Data supplied

------

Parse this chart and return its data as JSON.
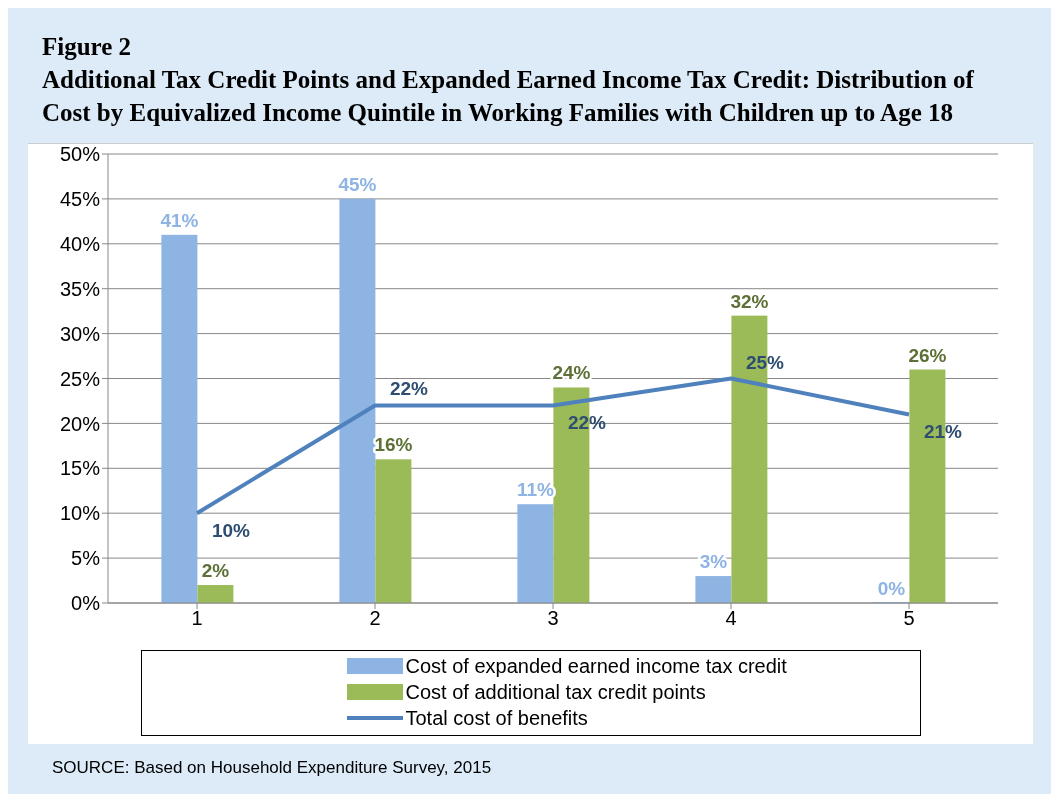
{
  "chart_data": {
    "type": "bar",
    "title": "Figure 2",
    "subtitle": "Additional Tax Credit Points and Expanded Earned Income Tax Credit: Distribution of Cost by Equivalized Income Quintile in Working Families with Children up to Age 18",
    "categories": [
      "1",
      "2",
      "3",
      "4",
      "5"
    ],
    "series": [
      {
        "name": "Cost of expanded earned income tax credit",
        "color": "#8eb4e3",
        "values": [
          41,
          45,
          11,
          3,
          0
        ],
        "value_labels": [
          "41%",
          "45%",
          "11%",
          "3%",
          "0%"
        ]
      },
      {
        "name": "Cost of additional tax credit points",
        "color": "#9bbb59",
        "values": [
          2,
          16,
          24,
          32,
          26
        ],
        "value_labels": [
          "2%",
          "16%",
          "24%",
          "32%",
          "26%"
        ]
      },
      {
        "name": "Total cost of benefits",
        "type": "line",
        "color": "#4f81bd",
        "values": [
          10,
          22,
          22,
          25,
          21
        ],
        "value_labels": [
          "10%",
          "22%",
          "22%",
          "25%",
          "21%"
        ]
      }
    ],
    "ylim": [
      0,
      50
    ],
    "yticks": [
      {
        "value": 0,
        "label": "0%"
      },
      {
        "value": 5,
        "label": "5%"
      },
      {
        "value": 10,
        "label": "10%"
      },
      {
        "value": 15,
        "label": "15%"
      },
      {
        "value": 20,
        "label": "20%"
      },
      {
        "value": 25,
        "label": "25%"
      },
      {
        "value": 30,
        "label": "30%"
      },
      {
        "value": 35,
        "label": "35%"
      },
      {
        "value": 40,
        "label": "40%"
      },
      {
        "value": 45,
        "label": "45%"
      },
      {
        "value": 50,
        "label": "50%"
      }
    ],
    "grid": "y",
    "legend": "bottom",
    "annotations": [
      "SOURCE: Based on Household Expenditure Survey, 2015"
    ]
  }
}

------

Requirement
Write out all the entries exactly, except for the pictures.

Result
Parse this chart and return its data as JSON.
{
  "chart_data": {
    "type": "bar",
    "title": "Figure 2",
    "subtitle": "Additional Tax Credit Points and Expanded Earned Income Tax Credit: Distribution of Cost by Equivalized Income Quintile in Working Families with Children up to Age 18",
    "categories": [
      "1",
      "2",
      "3",
      "4",
      "5"
    ],
    "series": [
      {
        "name": "Cost of expanded earned income tax credit",
        "color": "#8eb4e3",
        "values": [
          41,
          45,
          11,
          3,
          0
        ],
        "value_labels": [
          "41%",
          "45%",
          "11%",
          "3%",
          "0%"
        ]
      },
      {
        "name": "Cost of additional tax credit points",
        "color": "#9bbb59",
        "values": [
          2,
          16,
          24,
          32,
          26
        ],
        "value_labels": [
          "2%",
          "16%",
          "24%",
          "32%",
          "26%"
        ]
      },
      {
        "name": "Total cost of benefits",
        "type": "line",
        "color": "#4f81bd",
        "values": [
          10,
          22,
          22,
          25,
          21
        ],
        "value_labels": [
          "10%",
          "22%",
          "22%",
          "25%",
          "21%"
        ]
      }
    ],
    "ylim": [
      0,
      50
    ],
    "yticks": [
      {
        "value": 0,
        "label": "0%"
      },
      {
        "value": 5,
        "label": "5%"
      },
      {
        "value": 10,
        "label": "10%"
      },
      {
        "value": 15,
        "label": "15%"
      },
      {
        "value": 20,
        "label": "20%"
      },
      {
        "value": 25,
        "label": "25%"
      },
      {
        "value": 30,
        "label": "30%"
      },
      {
        "value": 35,
        "label": "35%"
      },
      {
        "value": 40,
        "label": "40%"
      },
      {
        "value": 45,
        "label": "45%"
      },
      {
        "value": 50,
        "label": "50%"
      }
    ],
    "grid": "y",
    "legend": "bottom",
    "annotations": [
      "SOURCE: Based on Household Expenditure Survey, 2015"
    ]
  }
}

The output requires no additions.